-- YOUR INSTRUCTIONS --
Find the string "hint" in the records. Copy every line it appears in.

##### DATASET EXCERPTS

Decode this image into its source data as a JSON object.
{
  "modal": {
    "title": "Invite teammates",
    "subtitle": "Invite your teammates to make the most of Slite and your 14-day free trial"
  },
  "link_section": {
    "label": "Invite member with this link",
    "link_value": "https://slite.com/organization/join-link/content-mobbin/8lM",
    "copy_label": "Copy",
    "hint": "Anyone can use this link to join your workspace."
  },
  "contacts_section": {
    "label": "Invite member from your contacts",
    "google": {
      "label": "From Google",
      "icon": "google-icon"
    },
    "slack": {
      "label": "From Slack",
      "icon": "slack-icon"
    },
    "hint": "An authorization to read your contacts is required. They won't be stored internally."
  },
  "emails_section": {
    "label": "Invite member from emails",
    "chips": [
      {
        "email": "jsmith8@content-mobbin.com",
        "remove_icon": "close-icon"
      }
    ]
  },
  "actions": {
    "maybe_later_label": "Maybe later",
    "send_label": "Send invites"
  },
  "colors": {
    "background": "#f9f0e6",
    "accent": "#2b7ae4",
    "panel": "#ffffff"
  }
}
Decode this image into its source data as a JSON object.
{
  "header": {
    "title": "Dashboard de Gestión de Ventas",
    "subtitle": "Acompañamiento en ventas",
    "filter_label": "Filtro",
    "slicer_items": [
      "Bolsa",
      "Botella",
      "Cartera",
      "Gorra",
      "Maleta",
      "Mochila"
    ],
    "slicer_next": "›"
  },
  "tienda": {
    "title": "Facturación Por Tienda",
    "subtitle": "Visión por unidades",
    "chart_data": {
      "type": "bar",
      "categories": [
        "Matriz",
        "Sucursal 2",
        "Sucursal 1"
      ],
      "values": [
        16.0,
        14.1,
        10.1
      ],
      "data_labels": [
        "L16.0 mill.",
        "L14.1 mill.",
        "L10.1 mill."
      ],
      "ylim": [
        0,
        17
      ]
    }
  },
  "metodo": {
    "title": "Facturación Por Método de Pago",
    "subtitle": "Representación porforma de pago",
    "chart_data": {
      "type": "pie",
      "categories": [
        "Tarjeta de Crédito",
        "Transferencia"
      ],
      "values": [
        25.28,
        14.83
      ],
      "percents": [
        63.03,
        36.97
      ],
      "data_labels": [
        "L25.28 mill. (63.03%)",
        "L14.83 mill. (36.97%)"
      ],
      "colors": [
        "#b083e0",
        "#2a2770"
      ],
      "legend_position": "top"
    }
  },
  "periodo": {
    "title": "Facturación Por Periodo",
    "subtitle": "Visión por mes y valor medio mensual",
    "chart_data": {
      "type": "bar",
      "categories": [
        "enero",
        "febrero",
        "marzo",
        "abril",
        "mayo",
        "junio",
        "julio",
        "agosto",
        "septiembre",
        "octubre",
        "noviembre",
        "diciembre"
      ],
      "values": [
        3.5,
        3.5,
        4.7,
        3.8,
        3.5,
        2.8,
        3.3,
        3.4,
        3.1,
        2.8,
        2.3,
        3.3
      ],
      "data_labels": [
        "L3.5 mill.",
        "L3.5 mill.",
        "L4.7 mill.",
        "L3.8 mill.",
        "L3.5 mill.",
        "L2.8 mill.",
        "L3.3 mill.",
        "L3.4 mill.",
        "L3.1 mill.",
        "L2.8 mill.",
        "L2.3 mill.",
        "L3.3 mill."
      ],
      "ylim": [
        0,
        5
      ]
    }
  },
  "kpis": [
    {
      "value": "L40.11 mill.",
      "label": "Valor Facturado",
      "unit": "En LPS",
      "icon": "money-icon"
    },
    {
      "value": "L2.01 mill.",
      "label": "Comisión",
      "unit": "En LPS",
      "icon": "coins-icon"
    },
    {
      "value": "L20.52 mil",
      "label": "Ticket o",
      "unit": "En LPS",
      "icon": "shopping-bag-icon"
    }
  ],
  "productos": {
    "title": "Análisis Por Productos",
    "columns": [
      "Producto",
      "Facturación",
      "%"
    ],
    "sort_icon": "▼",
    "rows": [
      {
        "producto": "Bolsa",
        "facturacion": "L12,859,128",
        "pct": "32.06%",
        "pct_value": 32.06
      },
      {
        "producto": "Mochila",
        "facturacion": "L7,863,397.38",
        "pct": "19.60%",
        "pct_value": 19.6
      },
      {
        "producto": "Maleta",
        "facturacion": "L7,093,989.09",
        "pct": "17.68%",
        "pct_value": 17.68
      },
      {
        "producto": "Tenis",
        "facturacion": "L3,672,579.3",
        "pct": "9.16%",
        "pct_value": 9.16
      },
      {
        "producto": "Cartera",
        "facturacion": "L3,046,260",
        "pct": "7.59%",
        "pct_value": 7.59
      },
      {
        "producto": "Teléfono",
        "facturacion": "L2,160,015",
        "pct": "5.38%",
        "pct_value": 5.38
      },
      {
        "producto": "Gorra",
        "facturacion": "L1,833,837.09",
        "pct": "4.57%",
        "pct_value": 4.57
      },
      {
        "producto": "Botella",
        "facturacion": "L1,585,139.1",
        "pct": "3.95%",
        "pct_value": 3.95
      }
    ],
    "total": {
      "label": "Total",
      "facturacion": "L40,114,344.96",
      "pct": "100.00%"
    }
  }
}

##########

-- SOLUTION BELOW --
    "hint": "Anyone can use this link to join your workspace."
    "hint": "An authorization to read your contacts is required. They won't be stored internally."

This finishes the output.